== Exercise objective ==
Please count the lines below that contain the word "icon", and reply with that number alone.

== Available data ==
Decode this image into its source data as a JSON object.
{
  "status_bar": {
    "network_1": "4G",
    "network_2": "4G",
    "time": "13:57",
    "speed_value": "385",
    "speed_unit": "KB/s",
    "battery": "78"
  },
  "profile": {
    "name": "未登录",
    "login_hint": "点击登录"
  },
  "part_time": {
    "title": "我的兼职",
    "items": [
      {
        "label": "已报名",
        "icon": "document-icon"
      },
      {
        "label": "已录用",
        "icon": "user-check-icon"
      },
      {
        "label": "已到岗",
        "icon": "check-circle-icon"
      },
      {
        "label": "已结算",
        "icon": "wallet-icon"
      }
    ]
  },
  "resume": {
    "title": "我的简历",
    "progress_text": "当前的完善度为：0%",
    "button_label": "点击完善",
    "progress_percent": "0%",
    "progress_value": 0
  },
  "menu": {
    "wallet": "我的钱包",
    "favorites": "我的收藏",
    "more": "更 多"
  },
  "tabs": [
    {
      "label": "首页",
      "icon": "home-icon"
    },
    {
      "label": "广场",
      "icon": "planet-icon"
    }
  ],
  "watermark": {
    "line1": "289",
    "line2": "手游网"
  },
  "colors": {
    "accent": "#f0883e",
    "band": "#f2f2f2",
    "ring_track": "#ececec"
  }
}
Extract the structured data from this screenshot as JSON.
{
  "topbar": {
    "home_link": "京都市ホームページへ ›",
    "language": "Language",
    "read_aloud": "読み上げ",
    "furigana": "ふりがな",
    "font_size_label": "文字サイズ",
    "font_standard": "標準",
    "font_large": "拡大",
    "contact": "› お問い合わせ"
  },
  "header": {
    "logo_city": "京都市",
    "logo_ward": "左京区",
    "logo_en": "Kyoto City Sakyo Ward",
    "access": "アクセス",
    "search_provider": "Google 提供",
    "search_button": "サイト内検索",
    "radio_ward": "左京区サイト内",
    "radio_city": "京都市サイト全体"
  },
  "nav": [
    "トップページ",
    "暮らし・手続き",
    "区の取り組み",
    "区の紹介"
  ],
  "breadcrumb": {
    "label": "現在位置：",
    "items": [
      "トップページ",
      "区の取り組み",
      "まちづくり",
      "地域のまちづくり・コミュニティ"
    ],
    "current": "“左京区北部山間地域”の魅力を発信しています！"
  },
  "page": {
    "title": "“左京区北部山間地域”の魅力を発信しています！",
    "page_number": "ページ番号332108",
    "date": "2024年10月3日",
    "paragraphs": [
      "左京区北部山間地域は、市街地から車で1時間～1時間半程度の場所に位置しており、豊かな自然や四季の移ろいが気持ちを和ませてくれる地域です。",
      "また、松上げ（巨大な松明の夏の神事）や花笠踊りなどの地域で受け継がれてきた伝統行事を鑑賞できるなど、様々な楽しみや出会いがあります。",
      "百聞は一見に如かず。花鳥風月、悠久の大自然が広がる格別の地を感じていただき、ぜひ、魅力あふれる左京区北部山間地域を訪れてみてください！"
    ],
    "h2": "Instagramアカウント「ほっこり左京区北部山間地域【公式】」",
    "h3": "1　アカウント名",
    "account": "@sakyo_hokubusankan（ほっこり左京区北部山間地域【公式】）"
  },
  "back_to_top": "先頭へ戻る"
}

== Response to the exercise ==
6